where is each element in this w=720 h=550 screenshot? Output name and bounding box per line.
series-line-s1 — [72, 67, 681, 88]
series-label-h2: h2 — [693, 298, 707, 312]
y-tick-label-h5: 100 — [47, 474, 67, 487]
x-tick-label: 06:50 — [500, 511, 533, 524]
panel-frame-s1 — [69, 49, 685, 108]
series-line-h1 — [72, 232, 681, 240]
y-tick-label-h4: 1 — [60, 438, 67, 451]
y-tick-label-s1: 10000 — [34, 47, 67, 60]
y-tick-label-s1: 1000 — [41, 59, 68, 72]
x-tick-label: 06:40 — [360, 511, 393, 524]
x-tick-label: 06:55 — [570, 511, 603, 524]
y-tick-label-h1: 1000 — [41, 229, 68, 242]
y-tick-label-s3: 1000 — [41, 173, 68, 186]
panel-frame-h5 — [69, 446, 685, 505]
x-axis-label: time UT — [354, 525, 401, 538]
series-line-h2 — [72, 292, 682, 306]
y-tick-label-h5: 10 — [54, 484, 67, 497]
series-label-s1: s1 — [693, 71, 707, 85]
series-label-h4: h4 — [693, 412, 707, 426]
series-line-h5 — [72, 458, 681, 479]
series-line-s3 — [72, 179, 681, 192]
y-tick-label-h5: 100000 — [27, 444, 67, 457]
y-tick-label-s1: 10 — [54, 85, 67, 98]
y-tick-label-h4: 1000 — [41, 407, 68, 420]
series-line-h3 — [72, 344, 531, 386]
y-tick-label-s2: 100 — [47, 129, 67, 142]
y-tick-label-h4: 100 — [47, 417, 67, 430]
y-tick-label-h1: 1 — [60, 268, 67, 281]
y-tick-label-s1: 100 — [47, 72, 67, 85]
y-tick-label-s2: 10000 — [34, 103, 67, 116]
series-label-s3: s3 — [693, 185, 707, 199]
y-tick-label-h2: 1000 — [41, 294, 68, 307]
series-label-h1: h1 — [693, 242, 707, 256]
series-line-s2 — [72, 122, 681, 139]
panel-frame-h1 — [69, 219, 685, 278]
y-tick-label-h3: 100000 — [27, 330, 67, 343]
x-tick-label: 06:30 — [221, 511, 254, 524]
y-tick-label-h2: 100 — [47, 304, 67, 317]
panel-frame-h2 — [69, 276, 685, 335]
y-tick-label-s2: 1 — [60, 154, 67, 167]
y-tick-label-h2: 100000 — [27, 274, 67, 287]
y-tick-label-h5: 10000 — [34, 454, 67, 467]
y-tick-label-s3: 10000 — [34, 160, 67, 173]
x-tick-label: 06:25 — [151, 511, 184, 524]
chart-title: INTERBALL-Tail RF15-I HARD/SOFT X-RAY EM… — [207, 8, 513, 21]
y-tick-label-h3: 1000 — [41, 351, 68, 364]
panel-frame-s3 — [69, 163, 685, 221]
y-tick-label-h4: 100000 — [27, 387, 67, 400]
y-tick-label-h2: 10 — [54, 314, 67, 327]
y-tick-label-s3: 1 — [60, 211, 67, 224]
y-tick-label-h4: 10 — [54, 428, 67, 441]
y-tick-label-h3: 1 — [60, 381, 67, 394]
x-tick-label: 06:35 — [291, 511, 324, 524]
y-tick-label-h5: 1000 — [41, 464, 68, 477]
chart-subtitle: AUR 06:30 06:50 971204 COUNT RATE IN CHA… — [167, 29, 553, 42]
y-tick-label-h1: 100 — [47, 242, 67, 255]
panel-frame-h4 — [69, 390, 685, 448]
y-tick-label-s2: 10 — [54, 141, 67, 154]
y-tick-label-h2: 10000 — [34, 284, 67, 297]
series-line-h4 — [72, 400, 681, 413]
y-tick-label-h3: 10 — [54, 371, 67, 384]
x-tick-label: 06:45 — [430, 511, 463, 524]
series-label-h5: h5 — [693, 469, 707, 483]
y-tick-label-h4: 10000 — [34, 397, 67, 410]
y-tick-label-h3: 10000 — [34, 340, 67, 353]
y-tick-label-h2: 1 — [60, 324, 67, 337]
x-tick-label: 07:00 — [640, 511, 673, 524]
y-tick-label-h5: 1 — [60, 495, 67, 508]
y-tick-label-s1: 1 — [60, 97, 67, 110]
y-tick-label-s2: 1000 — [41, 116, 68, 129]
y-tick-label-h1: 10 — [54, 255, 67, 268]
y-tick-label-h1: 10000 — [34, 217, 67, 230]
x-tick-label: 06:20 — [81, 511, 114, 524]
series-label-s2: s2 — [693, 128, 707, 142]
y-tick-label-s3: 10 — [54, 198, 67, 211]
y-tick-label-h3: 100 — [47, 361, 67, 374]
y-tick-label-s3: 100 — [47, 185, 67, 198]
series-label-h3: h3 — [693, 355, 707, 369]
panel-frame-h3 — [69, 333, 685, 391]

━━━

Copy every one of the lines above word for word, in the same order.

where is each element in this w=720 h=550 screenshot? Output name and bounding box per line.
series-line-s1 — [72, 67, 681, 88]
series-label-h2: h2 — [693, 298, 707, 312]
y-tick-label-h5: 100 — [47, 474, 67, 487]
x-tick-label: 06:50 — [500, 511, 533, 524]
panel-frame-s1 — [69, 49, 685, 108]
series-line-h1 — [72, 232, 681, 240]
y-tick-label-h4: 1 — [60, 438, 67, 451]
y-tick-label-s1: 10000 — [34, 47, 67, 60]
y-tick-label-s1: 1000 — [41, 59, 68, 72]
x-tick-label: 06:40 — [360, 511, 393, 524]
x-tick-label: 06:55 — [570, 511, 603, 524]
y-tick-label-h1: 1000 — [41, 229, 68, 242]
y-tick-label-s3: 1000 — [41, 173, 68, 186]
panel-frame-h5 — [69, 446, 685, 505]
x-axis-label: time UT — [354, 525, 401, 538]
series-line-h2 — [72, 292, 682, 306]
y-tick-label-h5: 10 — [54, 484, 67, 497]
series-label-s1: s1 — [693, 71, 707, 85]
series-label-h4: h4 — [693, 412, 707, 426]
series-line-h5 — [72, 458, 681, 479]
series-line-s3 — [72, 179, 681, 192]
y-tick-label-h5: 100000 — [27, 444, 67, 457]
y-tick-label-s1: 10 — [54, 85, 67, 98]
y-tick-label-h4: 1000 — [41, 407, 68, 420]
series-line-h3 — [72, 344, 531, 386]
y-tick-label-s2: 100 — [47, 129, 67, 142]
y-tick-label-h4: 100 — [47, 417, 67, 430]
y-tick-label-h1: 1 — [60, 268, 67, 281]
y-tick-label-s1: 100 — [47, 72, 67, 85]
y-tick-label-s2: 10000 — [34, 103, 67, 116]
series-label-s3: s3 — [693, 185, 707, 199]
y-tick-label-h2: 1000 — [41, 294, 68, 307]
series-label-h1: h1 — [693, 242, 707, 256]
series-line-s2 — [72, 122, 681, 139]
panel-frame-h1 — [69, 219, 685, 278]
y-tick-label-h3: 100000 — [27, 330, 67, 343]
x-tick-label: 06:30 — [221, 511, 254, 524]
y-tick-label-h2: 100 — [47, 304, 67, 317]
panel-frame-h2 — [69, 276, 685, 335]
y-tick-label-s2: 1 — [60, 154, 67, 167]
y-tick-label-h2: 100000 — [27, 274, 67, 287]
y-tick-label-h5: 10000 — [34, 454, 67, 467]
y-tick-label-s3: 10000 — [34, 160, 67, 173]
x-tick-label: 06:25 — [151, 511, 184, 524]
chart-title: INTERBALL-Tail RF15-I HARD/SOFT X-RAY EM… — [207, 8, 513, 21]
y-tick-label-h3: 1000 — [41, 351, 68, 364]
panel-frame-s3 — [69, 163, 685, 221]
y-tick-label-h4: 100000 — [27, 387, 67, 400]
y-tick-label-h2: 10 — [54, 314, 67, 327]
y-tick-label-s3: 1 — [60, 211, 67, 224]
y-tick-label-h4: 10 — [54, 428, 67, 441]
y-tick-label-h3: 1 — [60, 381, 67, 394]
x-tick-label: 06:35 — [291, 511, 324, 524]
y-tick-label-h5: 1000 — [41, 464, 68, 477]
chart-subtitle: AUR 06:30 06:50 971204 COUNT RATE IN CHA… — [167, 29, 553, 42]
y-tick-label-h1: 100 — [47, 242, 67, 255]
panel-frame-h4 — [69, 390, 685, 448]
y-tick-label-s2: 10 — [54, 141, 67, 154]
y-tick-label-h2: 10000 — [34, 284, 67, 297]
series-line-h4 — [72, 400, 681, 413]
y-tick-label-h3: 10 — [54, 371, 67, 384]
x-tick-label: 06:45 — [430, 511, 463, 524]
series-label-h5: h5 — [693, 469, 707, 483]
y-tick-label-h4: 10000 — [34, 397, 67, 410]
y-tick-label-h3: 10000 — [34, 340, 67, 353]
y-tick-label-h2: 1 — [60, 324, 67, 337]
x-tick-label: 07:00 — [640, 511, 673, 524]
y-tick-label-h5: 1 — [60, 495, 67, 508]
y-tick-label-s1: 1 — [60, 97, 67, 110]
y-tick-label-s2: 1000 — [41, 116, 68, 129]
y-tick-label-h1: 10 — [54, 255, 67, 268]
y-tick-label-h1: 10000 — [34, 217, 67, 230]
x-tick-label: 06:20 — [81, 511, 114, 524]
series-label-s2: s2 — [693, 128, 707, 142]
y-tick-label-s3: 10 — [54, 198, 67, 211]
y-tick-label-h3: 100 — [47, 361, 67, 374]
y-tick-label-s3: 100 — [47, 185, 67, 198]
series-label-h3: h3 — [693, 355, 707, 369]
panel-frame-h3 — [69, 333, 685, 391]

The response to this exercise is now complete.